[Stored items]
— START —

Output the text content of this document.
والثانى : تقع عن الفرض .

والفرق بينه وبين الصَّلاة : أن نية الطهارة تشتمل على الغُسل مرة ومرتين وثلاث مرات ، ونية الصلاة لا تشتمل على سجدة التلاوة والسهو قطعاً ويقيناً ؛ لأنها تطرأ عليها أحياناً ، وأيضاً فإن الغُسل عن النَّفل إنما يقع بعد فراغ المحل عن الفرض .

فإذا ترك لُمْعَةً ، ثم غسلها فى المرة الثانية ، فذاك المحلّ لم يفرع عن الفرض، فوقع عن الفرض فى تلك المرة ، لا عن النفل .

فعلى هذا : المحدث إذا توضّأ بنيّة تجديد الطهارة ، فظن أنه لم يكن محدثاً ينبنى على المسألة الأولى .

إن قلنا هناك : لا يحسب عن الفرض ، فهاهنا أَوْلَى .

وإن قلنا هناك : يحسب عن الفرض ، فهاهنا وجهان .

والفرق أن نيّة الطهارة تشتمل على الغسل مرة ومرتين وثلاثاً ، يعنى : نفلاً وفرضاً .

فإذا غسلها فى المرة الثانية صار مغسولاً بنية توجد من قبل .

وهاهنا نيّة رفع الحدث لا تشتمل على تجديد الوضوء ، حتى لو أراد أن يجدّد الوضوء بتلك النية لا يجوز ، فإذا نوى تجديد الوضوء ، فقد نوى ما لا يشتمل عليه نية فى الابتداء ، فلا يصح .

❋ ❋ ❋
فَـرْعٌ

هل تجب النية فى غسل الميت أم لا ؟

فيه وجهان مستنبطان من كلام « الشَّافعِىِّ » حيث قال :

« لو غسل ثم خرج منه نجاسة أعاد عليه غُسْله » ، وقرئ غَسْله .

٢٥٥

— END —
— START —

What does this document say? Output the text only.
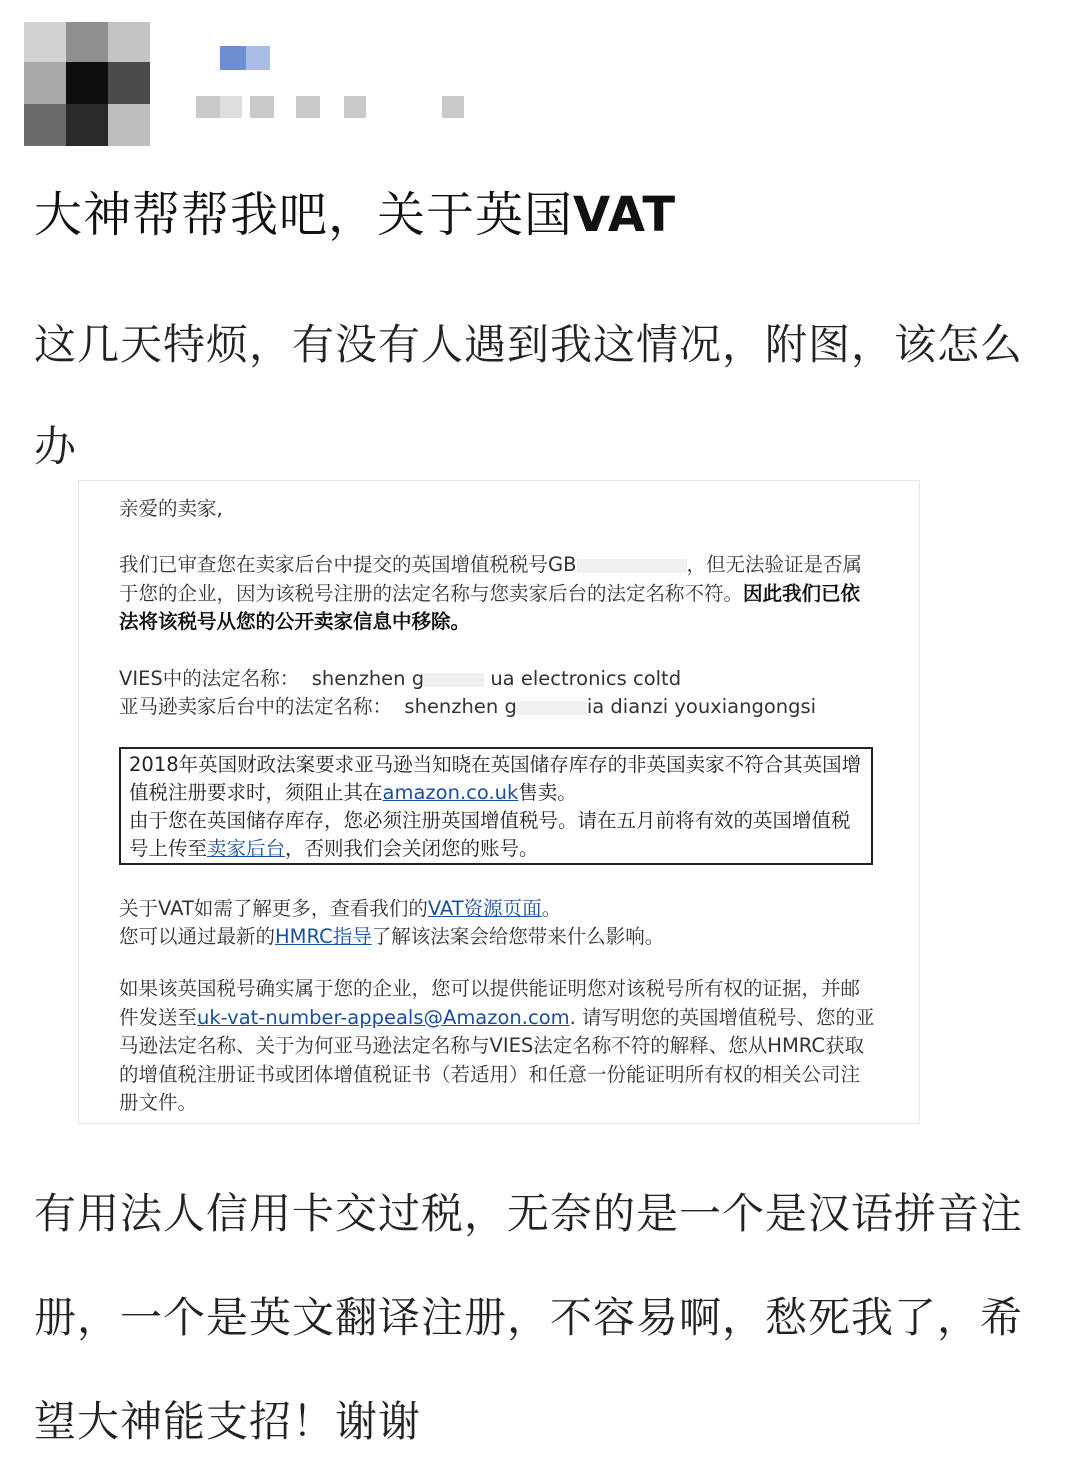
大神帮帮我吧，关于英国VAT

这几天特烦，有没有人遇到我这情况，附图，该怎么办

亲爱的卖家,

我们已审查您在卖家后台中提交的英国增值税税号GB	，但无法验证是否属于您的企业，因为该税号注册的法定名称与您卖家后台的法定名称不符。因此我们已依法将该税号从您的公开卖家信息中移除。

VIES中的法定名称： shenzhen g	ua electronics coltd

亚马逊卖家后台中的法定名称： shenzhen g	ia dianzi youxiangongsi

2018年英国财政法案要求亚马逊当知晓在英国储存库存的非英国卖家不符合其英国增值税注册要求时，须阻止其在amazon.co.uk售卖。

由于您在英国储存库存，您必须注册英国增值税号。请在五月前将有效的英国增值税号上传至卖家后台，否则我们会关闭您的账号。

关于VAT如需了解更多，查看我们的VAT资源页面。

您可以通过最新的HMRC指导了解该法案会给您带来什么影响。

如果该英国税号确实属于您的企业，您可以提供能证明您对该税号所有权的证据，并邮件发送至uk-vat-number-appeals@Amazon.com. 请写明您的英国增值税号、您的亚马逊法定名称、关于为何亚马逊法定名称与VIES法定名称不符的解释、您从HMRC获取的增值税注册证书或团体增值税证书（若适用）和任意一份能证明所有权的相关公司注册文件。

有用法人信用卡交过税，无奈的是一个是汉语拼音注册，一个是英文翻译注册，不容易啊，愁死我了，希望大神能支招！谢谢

— END —

**TASK BRIEF**
Pick out every line of the listing containing the word "الفرض", and show those lines.

**COMPLETE ANSWER**
والثانى : تقع عن الفرض .
والفرق بينه وبين الصَّلاة : أن نية الطهارة تشتمل على الغُسل مرة ومرتين وثلاث مرات ، ونية الصلاة لا تشتمل على سجدة التلاوة والسهو قطعاً ويقيناً ؛ لأنها تطرأ عليها أحياناً ، وأيضاً فإن الغُسل عن النَّفل إنما يقع بعد فراغ المحل عن الفرض .
فإذا ترك لُمْعَةً ، ثم غسلها فى المرة الثانية ، فذاك المحلّ لم يفرع عن الفرض، فوقع عن الفرض فى تلك المرة ، لا عن النفل .
إن قلنا هناك : لا يحسب عن الفرض ، فهاهنا أَوْلَى .
وإن قلنا هناك : يحسب عن الفرض ، فهاهنا وجهان .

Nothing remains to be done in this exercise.